- [Your task]
Reproduce every line of the listing as written, apart from the pictures.

- [Records for the task]
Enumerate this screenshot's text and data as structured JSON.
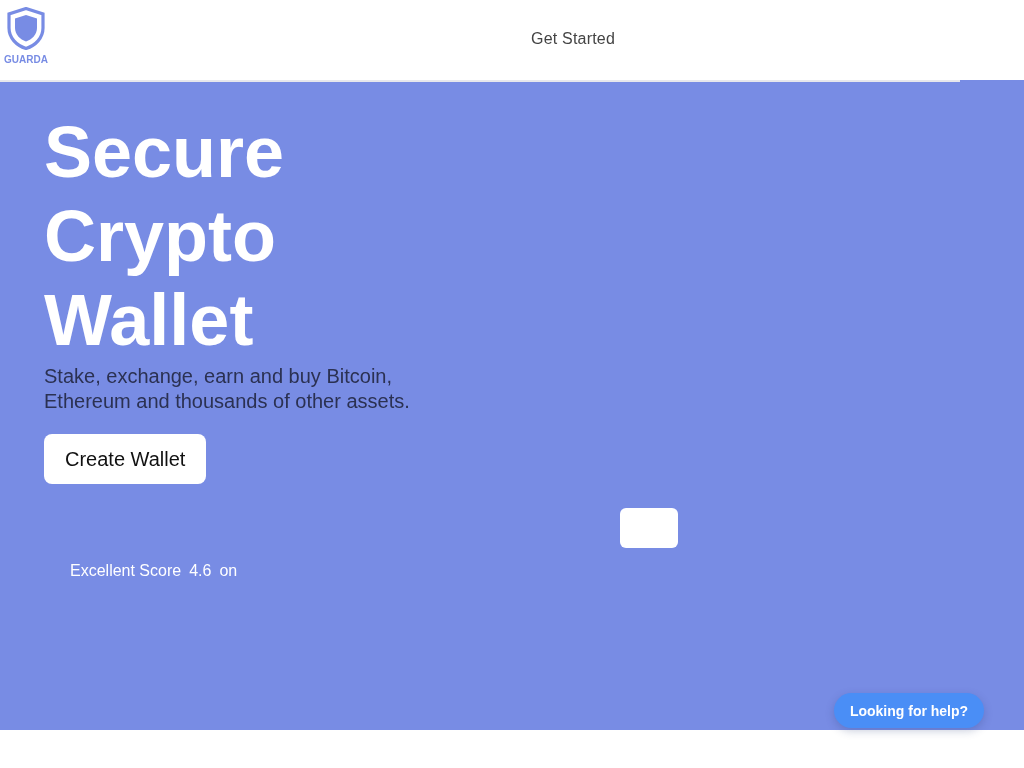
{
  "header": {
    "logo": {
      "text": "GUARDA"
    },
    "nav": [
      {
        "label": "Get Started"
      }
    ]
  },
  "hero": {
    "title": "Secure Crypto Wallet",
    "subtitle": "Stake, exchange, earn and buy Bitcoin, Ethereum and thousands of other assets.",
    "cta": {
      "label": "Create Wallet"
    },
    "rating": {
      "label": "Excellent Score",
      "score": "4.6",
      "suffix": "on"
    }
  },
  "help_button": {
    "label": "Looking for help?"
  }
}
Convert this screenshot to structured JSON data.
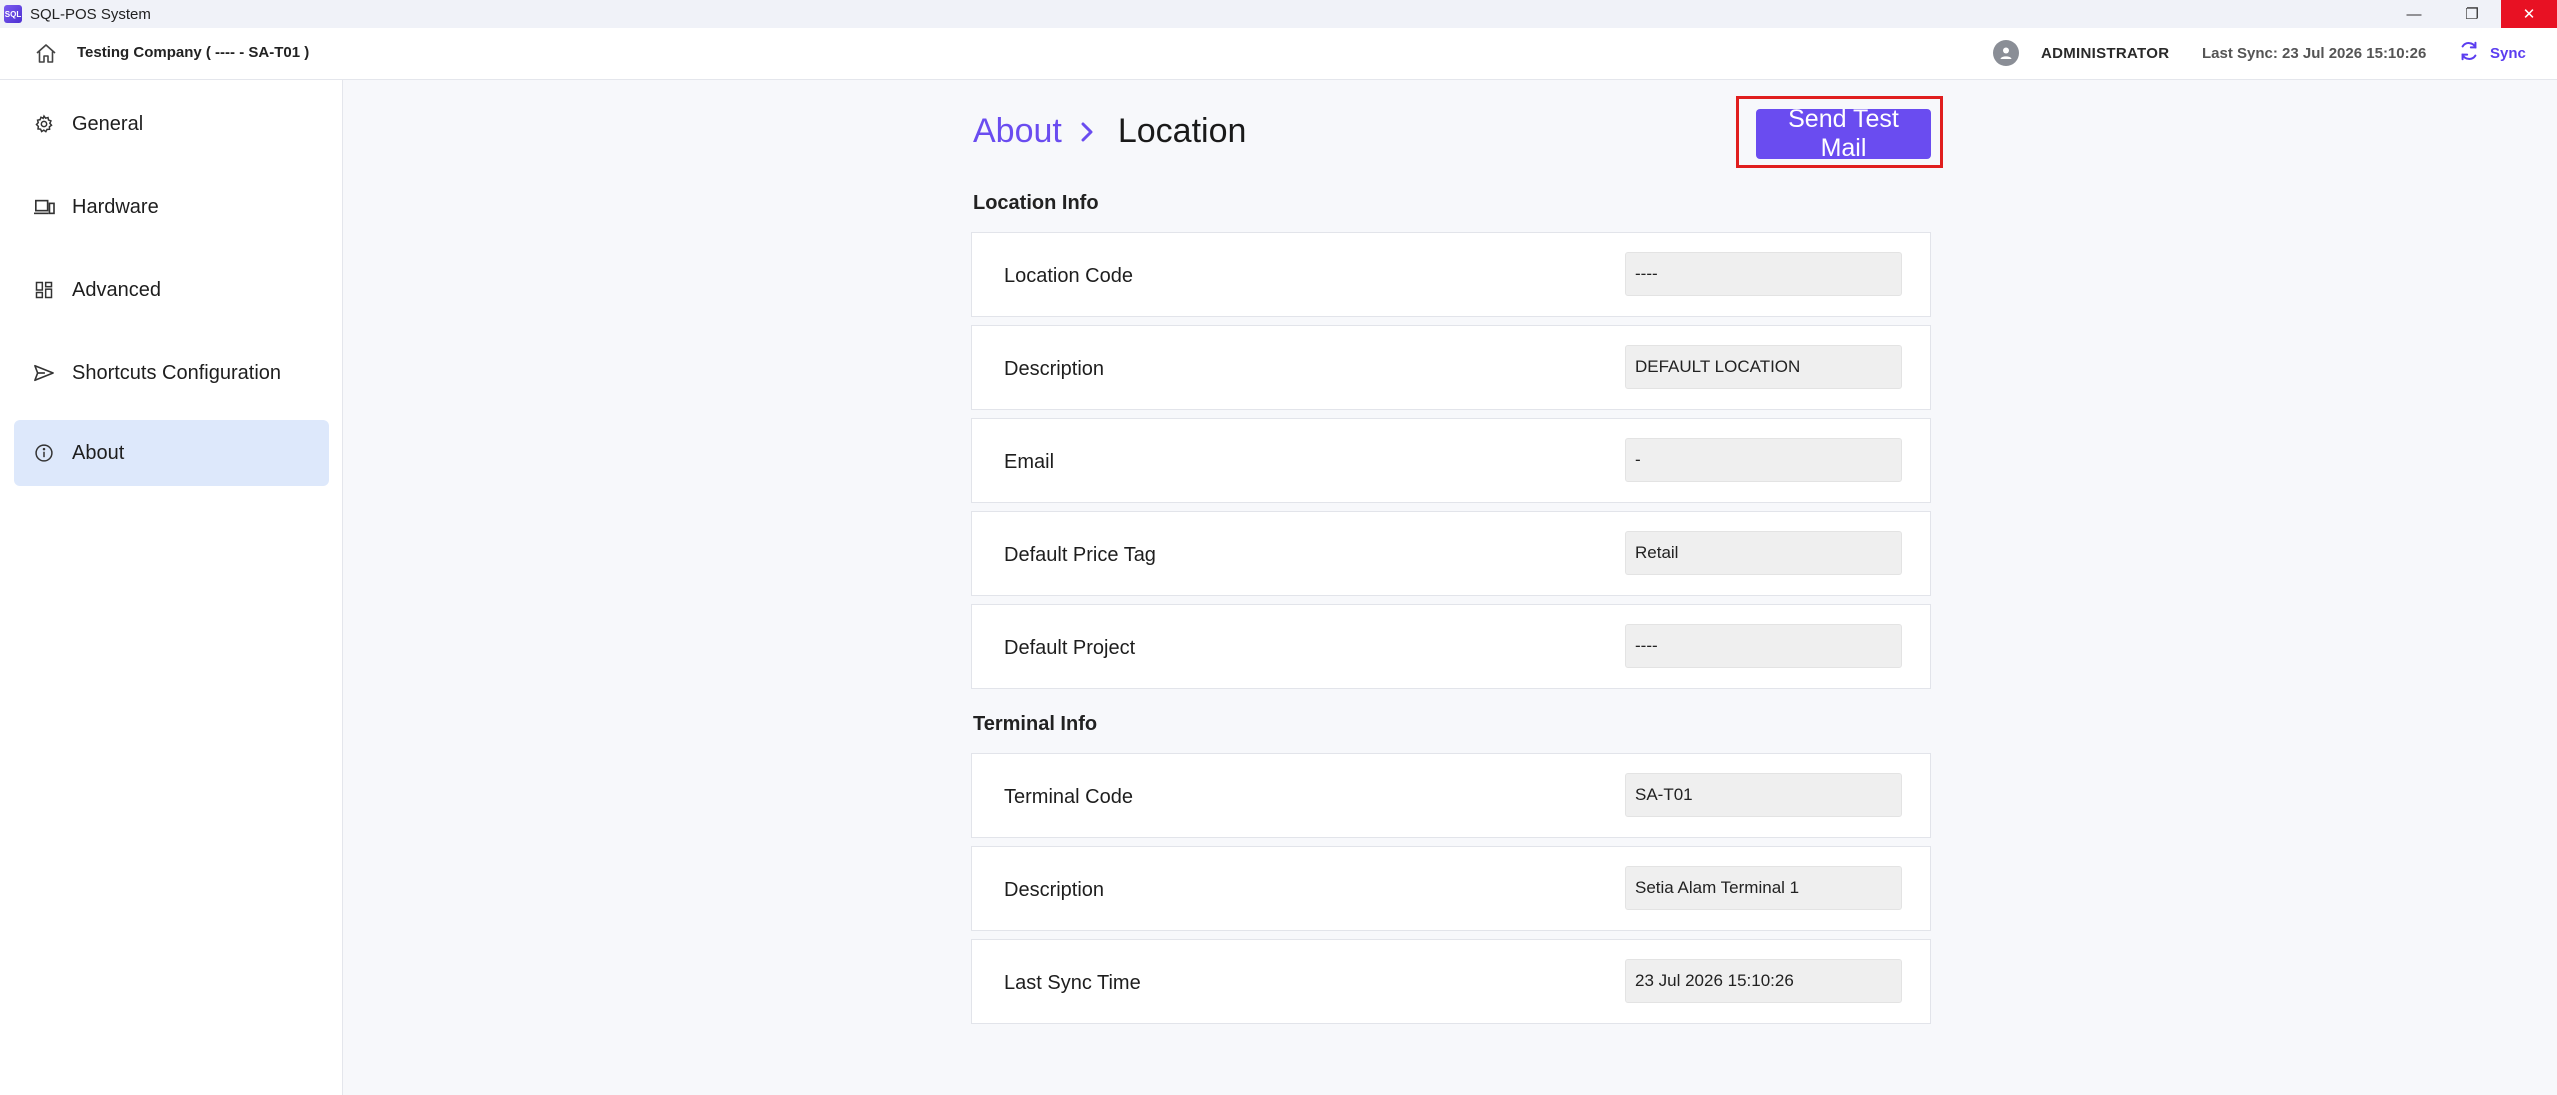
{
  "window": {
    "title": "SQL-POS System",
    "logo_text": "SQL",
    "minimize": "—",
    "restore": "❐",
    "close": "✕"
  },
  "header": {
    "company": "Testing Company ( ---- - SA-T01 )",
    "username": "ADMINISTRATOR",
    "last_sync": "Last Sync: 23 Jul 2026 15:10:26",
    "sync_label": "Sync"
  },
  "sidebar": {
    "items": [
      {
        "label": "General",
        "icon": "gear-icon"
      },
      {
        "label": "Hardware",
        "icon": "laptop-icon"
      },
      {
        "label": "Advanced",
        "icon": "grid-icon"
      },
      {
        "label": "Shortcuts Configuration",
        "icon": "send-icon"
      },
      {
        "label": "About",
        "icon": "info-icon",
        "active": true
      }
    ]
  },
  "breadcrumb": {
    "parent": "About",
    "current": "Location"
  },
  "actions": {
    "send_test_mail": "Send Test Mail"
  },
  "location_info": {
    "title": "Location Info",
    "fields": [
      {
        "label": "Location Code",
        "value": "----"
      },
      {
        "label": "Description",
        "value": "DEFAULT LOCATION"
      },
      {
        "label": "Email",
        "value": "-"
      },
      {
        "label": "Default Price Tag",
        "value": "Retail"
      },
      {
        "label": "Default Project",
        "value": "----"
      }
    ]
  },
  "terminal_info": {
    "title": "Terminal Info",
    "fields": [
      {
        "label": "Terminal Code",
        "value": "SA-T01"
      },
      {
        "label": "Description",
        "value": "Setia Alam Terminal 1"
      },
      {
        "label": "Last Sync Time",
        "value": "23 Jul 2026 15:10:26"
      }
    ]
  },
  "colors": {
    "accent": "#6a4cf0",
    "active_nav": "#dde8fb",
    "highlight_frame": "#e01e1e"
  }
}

- [Exercise solution]
Enumerate this screenshot's text and data as structured JSON.
{
  "header": {
    "logo": {
      "text": "GUARDA"
    },
    "nav": [
      {
        "label": "Get Started"
      }
    ]
  },
  "hero": {
    "title": "Secure Crypto Wallet",
    "subtitle": "Stake, exchange, earn and buy Bitcoin, Ethereum and thousands of other assets.",
    "cta": {
      "label": "Create Wallet"
    },
    "rating": {
      "label": "Excellent Score",
      "score": "4.6",
      "suffix": "on"
    }
  },
  "help_button": {
    "label": "Looking for help?"
  }
}
Convert this screenshot to structured JSON data.
{
  "window": {
    "title": "SQL-POS System",
    "logo_text": "SQL",
    "minimize": "—",
    "restore": "❐",
    "close": "✕"
  },
  "header": {
    "company": "Testing Company ( ---- - SA-T01 )",
    "username": "ADMINISTRATOR",
    "last_sync": "Last Sync: 23 Jul 2026 15:10:26",
    "sync_label": "Sync"
  },
  "sidebar": {
    "items": [
      {
        "label": "General",
        "icon": "gear-icon"
      },
      {
        "label": "Hardware",
        "icon": "laptop-icon"
      },
      {
        "label": "Advanced",
        "icon": "grid-icon"
      },
      {
        "label": "Shortcuts Configuration",
        "icon": "send-icon"
      },
      {
        "label": "About",
        "icon": "info-icon",
        "active": true
      }
    ]
  },
  "breadcrumb": {
    "parent": "About",
    "current": "Location"
  },
  "actions": {
    "send_test_mail": "Send Test Mail"
  },
  "location_info": {
    "title": "Location Info",
    "fields": [
      {
        "label": "Location Code",
        "value": "----"
      },
      {
        "label": "Description",
        "value": "DEFAULT LOCATION"
      },
      {
        "label": "Email",
        "value": "-"
      },
      {
        "label": "Default Price Tag",
        "value": "Retail"
      },
      {
        "label": "Default Project",
        "value": "----"
      }
    ]
  },
  "terminal_info": {
    "title": "Terminal Info",
    "fields": [
      {
        "label": "Terminal Code",
        "value": "SA-T01"
      },
      {
        "label": "Description",
        "value": "Setia Alam Terminal 1"
      },
      {
        "label": "Last Sync Time",
        "value": "23 Jul 2026 15:10:26"
      }
    ]
  },
  "colors": {
    "accent": "#6a4cf0",
    "active_nav": "#dde8fb",
    "highlight_frame": "#e01e1e"
  }
}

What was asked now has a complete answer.